* [Excerpted data]
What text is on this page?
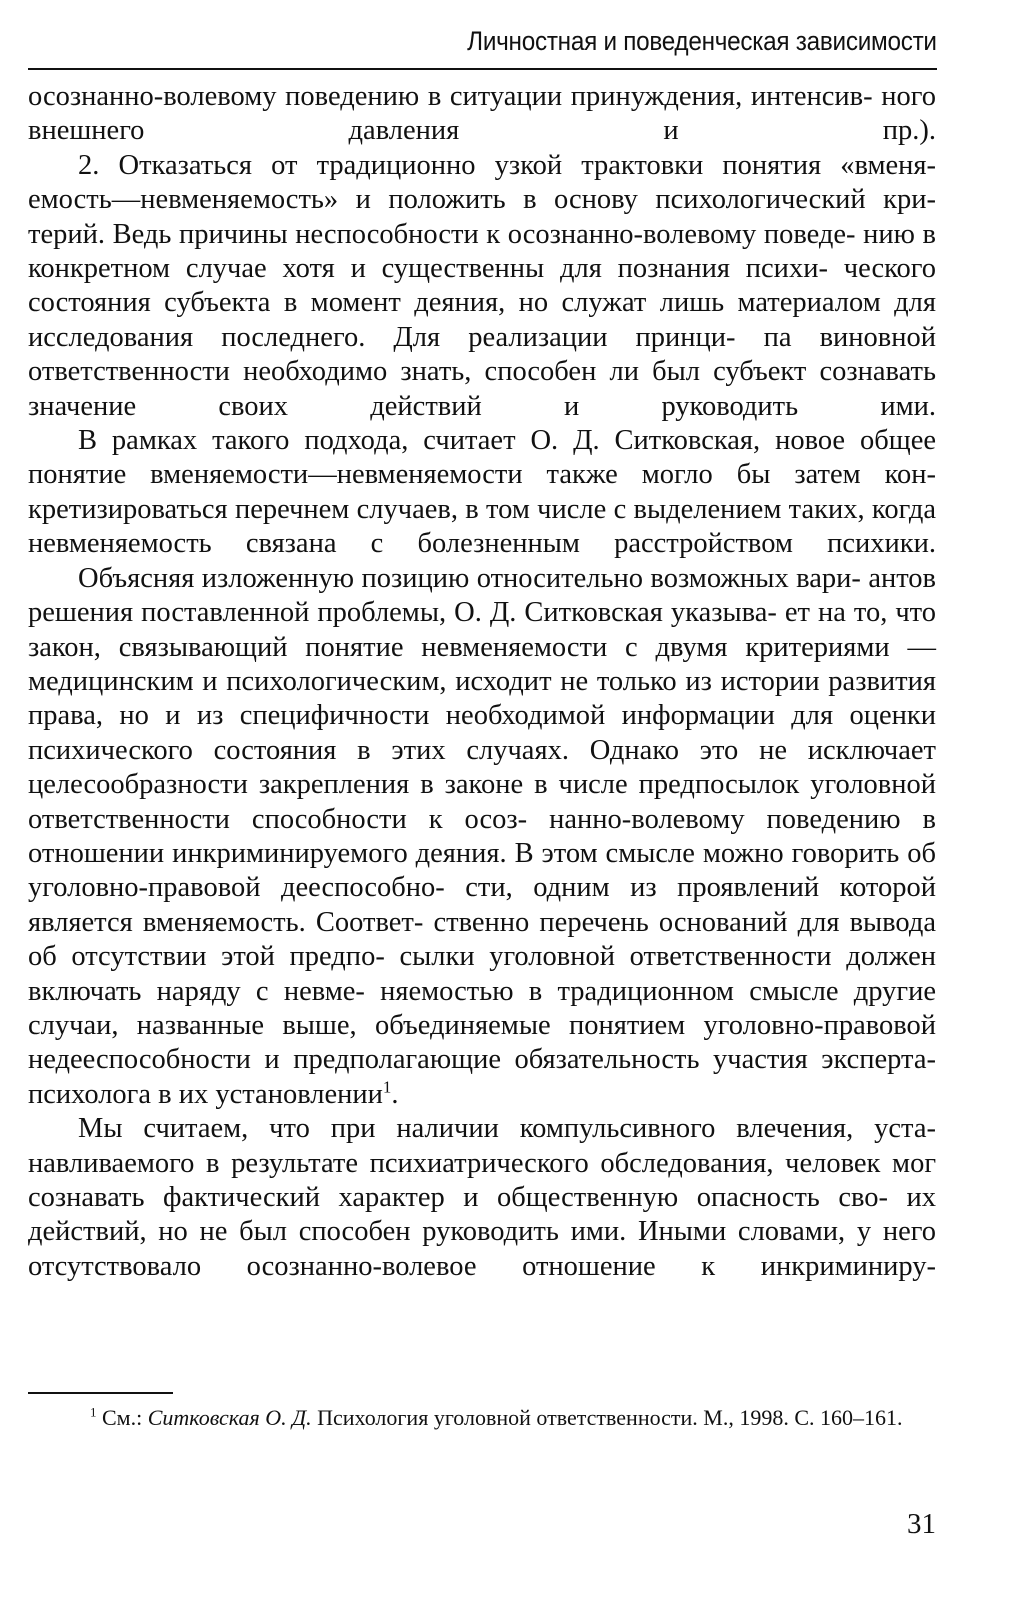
Личностная и поведенческая зависимости

осознанно-волевому поведению в ситуации принуждения, интенсив- ного внешнего давления и пр.).

2. Отказаться от традиционно узкой трактовки понятия «вменя- емость—невменяемость» и положить в основу психологический кри- терий. Ведь причины неспособности к осознанно-волевому поведе- нию в конкретном случае хотя и существенны для познания психи- ческого состояния субъекта в момент деяния, но служат лишь материалом для исследования последнего. Для реализации принци- па виновной ответственности необходимо знать, способен ли был субъект сознавать значение своих действий и руководить ими.

В рамках такого подхода, считает О. Д. Ситковская, новое общее понятие вменяемости—невменяемости также могло бы затем кон- кретизироваться перечнем случаев, в том числе с выделением таких, когда невменяемость связана с болезненным расстройством психики.

Объясняя изложенную позицию относительно возможных вари- антов решения поставленной проблемы, О. Д. Ситковская указыва- ет на то, что закон, связывающий понятие невменяемости с двумя критериями — медицинским и психологическим, исходит не только из истории развития права, но и из специфичности необходимой информации для оценки психического состояния в этих случаях. Однако это не исключает целесообразности закрепления в законе в числе предпосылок уголовной ответственности способности к осоз- нанно-волевому поведению в отношении инкриминируемого деяния. В этом смысле можно говорить об уголовно-правовой дееспособно- сти, одним из проявлений которой является вменяемость. Соответ- ственно перечень оснований для вывода об отсутствии этой предпо- сылки уголовной ответственности должен включать наряду с невме- няемостью в традиционном смысле другие случаи, названные выше, объединяемые понятием уголовно-правовой недееспособности и предполагающие обязательность участия эксперта-психолога в их установлении$^1$.

Мы считаем, что при наличии компульсивного влечения, уста- навливаемого в результате психиатрического обследования, человек мог сознавать фактический характер и общественную опасность сво- их действий, но не был способен руководить ими. Иными словами, у него отсутствовало осознанно-волевое отношение к инкриминиру-

$^1$ См.: Ситковская О. Д. Психология уголовной ответственности. М., 1998. С. 160–161.

31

* [Stated goal] Transcribe the records above exactly as they appear, leaving out any pictures.

* [Written answer]
What text is on this page?
Личностная и поведенческая зависимости

осознанно-волевому поведению в ситуации принуждения, интенсив- ного внешнего давления и пр.).

2. Отказаться от традиционно узкой трактовки понятия «вменя- емость—невменяемость» и положить в основу психологический кри- терий. Ведь причины неспособности к осознанно-волевому поведе- нию в конкретном случае хотя и существенны для познания психи- ческого состояния субъекта в момент деяния, но служат лишь материалом для исследования последнего. Для реализации принци- па виновной ответственности необходимо знать, способен ли был субъект сознавать значение своих действий и руководить ими.

В рамках такого подхода, считает О. Д. Ситковская, новое общее понятие вменяемости—невменяемости также могло бы затем кон- кретизироваться перечнем случаев, в том числе с выделением таких, когда невменяемость связана с болезненным расстройством психики.

Объясняя изложенную позицию относительно возможных вари- антов решения поставленной проблемы, О. Д. Ситковская указыва- ет на то, что закон, связывающий понятие невменяемости с двумя критериями — медицинским и психологическим, исходит не только из истории развития права, но и из специфичности необходимой информации для оценки психического состояния в этих случаях. Однако это не исключает целесообразности закрепления в законе в числе предпосылок уголовной ответственности способности к осоз- нанно-волевому поведению в отношении инкриминируемого деяния. В этом смысле можно говорить об уголовно-правовой дееспособно- сти, одним из проявлений которой является вменяемость. Соответ- ственно перечень оснований для вывода об отсутствии этой предпо- сылки уголовной ответственности должен включать наряду с невме- няемостью в традиционном смысле другие случаи, названные выше, объединяемые понятием уголовно-правовой недееспособности и предполагающие обязательность участия эксперта-психолога в их установлении$^1$.

Мы считаем, что при наличии компульсивного влечения, уста- навливаемого в результате психиатрического обследования, человек мог сознавать фактический характер и общественную опасность сво- их действий, но не был способен руководить ими. Иными словами, у него отсутствовало осознанно-волевое отношение к инкриминиру-

$^1$ См.: Ситковская О. Д. Психология уголовной ответственности. М., 1998. С. 160–161.

31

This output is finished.